Rows from a dataset
⁂
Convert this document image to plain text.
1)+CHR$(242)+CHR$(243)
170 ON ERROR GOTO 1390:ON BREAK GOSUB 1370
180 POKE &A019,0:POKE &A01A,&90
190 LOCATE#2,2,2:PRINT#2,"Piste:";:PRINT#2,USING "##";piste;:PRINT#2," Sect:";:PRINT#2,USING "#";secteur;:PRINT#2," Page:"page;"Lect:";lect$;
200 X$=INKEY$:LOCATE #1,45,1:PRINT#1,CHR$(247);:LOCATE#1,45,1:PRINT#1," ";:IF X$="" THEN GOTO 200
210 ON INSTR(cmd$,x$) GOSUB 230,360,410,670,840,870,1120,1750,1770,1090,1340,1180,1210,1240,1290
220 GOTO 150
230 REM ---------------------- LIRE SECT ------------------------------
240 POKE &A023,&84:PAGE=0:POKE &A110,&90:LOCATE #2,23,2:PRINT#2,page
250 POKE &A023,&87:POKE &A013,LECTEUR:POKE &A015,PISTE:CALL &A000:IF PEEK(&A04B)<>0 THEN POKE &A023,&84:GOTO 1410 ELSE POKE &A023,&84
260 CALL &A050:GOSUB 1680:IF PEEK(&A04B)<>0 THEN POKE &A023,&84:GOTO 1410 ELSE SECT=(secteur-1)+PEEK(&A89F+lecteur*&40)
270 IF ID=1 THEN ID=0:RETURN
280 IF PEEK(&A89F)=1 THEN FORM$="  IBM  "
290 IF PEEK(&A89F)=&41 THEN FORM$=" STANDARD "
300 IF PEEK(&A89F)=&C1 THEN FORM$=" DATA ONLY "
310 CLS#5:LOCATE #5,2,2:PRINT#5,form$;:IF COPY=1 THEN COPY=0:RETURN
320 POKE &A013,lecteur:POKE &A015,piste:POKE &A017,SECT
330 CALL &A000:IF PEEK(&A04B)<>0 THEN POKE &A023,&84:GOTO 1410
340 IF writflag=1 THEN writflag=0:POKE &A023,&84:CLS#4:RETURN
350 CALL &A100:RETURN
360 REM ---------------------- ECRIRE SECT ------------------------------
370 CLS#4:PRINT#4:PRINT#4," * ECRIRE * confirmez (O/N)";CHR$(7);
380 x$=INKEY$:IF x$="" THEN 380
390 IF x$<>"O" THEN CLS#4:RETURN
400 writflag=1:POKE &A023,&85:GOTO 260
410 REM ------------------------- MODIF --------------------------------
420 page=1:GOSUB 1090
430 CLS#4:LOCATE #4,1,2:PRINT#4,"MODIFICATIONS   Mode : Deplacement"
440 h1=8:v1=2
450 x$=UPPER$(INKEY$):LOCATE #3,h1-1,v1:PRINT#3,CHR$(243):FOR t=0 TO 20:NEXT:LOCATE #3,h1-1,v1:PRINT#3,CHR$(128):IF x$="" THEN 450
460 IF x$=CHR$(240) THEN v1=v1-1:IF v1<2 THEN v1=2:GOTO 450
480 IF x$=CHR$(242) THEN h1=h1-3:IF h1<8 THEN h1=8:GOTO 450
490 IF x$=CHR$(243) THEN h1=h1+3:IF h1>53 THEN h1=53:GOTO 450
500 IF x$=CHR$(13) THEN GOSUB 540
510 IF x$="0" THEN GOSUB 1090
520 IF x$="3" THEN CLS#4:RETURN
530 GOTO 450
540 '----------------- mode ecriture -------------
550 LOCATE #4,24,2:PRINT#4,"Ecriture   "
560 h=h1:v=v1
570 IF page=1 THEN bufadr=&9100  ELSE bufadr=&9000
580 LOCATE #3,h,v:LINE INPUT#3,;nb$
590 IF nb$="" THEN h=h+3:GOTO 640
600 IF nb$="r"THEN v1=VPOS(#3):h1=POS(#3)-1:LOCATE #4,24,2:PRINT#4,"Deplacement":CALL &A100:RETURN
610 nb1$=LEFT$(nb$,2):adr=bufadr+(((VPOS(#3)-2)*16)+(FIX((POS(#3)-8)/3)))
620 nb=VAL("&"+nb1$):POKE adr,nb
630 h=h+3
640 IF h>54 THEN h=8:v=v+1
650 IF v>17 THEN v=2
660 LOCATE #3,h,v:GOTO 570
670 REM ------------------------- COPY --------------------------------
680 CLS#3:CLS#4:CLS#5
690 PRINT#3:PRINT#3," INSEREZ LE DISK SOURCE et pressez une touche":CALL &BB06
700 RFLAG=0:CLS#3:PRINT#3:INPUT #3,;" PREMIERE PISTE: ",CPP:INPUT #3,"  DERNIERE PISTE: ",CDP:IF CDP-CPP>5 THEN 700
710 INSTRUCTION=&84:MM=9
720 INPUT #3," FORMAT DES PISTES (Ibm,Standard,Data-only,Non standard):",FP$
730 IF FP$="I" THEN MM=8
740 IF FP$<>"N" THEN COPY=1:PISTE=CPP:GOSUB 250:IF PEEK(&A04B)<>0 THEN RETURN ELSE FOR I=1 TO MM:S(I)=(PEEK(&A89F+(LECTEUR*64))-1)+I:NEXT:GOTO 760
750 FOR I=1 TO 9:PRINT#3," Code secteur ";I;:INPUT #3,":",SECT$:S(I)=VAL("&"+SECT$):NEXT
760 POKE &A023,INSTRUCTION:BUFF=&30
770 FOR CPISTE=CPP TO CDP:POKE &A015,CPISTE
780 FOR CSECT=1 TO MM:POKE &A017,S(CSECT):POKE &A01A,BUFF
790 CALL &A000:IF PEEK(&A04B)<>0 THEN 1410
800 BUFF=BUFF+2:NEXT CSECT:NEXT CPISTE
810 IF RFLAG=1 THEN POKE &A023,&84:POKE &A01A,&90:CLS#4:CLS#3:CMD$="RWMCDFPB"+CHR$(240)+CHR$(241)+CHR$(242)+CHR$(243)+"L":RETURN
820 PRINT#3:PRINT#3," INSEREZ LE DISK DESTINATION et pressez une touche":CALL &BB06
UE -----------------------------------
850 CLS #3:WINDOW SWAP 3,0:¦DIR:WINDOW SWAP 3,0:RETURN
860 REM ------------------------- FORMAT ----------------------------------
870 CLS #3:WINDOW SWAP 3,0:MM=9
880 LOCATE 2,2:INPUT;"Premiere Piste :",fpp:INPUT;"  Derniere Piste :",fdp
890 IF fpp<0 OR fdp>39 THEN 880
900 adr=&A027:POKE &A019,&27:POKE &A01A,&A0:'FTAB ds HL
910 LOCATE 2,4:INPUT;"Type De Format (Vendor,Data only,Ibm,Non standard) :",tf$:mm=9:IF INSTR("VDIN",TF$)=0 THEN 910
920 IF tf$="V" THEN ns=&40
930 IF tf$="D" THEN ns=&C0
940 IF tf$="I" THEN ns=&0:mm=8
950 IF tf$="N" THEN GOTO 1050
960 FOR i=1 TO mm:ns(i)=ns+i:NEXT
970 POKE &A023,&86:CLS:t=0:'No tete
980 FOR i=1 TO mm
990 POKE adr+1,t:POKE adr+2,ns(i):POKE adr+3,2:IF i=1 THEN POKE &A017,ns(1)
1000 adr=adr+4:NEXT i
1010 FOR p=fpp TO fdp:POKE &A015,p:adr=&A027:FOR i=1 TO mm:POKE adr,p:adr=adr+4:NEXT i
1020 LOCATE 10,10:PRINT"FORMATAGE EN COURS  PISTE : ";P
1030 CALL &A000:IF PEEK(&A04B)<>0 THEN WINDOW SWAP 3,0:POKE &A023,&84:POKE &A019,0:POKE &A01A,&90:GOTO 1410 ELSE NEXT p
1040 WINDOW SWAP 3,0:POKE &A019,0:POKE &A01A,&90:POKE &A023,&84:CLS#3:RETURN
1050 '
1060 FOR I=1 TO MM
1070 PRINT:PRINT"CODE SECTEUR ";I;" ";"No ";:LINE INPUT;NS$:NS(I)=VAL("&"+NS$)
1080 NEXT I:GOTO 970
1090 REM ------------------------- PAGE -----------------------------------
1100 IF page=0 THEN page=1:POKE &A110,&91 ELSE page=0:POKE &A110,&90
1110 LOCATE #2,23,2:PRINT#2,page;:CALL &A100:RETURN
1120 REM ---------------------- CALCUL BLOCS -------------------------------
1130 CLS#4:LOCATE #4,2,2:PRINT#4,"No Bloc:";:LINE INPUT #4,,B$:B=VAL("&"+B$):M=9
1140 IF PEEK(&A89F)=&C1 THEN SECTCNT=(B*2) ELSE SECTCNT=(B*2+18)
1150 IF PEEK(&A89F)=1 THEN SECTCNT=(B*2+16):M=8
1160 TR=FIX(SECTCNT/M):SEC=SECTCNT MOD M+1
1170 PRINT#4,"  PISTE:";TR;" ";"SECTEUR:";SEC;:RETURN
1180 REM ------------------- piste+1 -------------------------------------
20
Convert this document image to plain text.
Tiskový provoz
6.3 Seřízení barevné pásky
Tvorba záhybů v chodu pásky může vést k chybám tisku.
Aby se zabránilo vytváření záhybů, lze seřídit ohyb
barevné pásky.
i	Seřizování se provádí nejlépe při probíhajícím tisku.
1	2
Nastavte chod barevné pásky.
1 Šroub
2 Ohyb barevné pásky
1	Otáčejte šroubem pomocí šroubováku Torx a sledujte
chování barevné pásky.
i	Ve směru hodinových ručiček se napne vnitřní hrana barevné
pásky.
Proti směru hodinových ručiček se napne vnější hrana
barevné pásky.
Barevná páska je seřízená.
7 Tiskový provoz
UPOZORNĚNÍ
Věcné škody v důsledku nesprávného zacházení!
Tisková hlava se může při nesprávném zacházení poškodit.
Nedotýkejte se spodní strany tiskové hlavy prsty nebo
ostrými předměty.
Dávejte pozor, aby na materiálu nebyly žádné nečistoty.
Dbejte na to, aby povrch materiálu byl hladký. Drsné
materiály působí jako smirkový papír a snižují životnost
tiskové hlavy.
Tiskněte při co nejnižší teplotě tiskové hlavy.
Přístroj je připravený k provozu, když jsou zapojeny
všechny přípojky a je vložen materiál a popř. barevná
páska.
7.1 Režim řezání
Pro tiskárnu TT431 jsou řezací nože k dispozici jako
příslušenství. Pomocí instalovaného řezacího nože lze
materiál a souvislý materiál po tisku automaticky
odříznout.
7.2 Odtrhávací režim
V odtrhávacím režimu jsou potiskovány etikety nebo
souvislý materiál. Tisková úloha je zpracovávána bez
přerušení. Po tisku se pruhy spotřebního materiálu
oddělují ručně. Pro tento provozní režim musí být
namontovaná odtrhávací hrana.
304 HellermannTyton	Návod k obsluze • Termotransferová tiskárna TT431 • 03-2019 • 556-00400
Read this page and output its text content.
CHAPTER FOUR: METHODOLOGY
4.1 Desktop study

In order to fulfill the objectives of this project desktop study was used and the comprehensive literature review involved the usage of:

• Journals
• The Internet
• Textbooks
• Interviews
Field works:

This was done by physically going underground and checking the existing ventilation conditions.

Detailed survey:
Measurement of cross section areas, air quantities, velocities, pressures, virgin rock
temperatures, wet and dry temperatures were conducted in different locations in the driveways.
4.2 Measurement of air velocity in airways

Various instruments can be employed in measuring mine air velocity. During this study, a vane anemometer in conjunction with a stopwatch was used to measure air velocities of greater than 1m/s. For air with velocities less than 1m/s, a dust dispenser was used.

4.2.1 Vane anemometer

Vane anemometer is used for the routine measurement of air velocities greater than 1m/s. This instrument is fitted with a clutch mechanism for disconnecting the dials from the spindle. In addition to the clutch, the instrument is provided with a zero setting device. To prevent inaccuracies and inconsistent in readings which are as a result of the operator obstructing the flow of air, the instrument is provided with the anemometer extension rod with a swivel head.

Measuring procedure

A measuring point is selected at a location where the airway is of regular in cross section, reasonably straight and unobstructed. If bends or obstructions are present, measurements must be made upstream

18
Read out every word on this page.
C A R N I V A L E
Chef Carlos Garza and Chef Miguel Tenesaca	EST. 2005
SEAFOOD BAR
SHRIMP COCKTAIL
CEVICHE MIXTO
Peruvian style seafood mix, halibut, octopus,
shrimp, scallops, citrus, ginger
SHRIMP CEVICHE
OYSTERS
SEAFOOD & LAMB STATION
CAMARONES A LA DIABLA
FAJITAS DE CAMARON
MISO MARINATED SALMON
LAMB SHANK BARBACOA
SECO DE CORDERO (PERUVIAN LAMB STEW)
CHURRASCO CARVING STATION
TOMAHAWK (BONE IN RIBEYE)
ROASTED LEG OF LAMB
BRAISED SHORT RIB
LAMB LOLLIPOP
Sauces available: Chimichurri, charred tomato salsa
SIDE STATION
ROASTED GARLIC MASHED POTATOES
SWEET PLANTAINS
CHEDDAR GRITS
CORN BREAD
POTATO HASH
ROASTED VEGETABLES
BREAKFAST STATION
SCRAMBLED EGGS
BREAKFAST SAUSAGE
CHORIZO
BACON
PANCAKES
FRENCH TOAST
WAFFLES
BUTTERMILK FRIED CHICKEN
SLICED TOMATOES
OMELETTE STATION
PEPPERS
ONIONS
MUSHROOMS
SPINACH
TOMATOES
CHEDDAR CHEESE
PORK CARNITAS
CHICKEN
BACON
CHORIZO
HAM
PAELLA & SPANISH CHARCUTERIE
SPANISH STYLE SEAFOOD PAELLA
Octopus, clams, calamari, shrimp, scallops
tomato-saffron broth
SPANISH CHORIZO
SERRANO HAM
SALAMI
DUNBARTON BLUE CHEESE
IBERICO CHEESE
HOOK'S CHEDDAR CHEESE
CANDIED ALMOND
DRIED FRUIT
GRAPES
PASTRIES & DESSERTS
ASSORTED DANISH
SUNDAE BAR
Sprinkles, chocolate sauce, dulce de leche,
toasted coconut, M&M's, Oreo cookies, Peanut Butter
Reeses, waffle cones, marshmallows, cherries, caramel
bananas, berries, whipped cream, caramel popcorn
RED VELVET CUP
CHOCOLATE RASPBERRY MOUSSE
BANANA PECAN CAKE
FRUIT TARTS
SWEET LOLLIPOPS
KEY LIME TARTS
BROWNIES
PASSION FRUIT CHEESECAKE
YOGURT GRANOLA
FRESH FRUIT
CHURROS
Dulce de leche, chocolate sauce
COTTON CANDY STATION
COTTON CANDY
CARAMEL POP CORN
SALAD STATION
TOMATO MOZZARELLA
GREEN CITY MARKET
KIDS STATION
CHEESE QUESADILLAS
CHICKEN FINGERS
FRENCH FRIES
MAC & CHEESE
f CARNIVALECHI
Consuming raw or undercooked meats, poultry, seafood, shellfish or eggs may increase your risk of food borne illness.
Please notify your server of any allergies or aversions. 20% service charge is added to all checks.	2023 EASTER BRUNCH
⁂
Count each line of the data where the word "BREAKFAST" appears, then reply with the total only.

2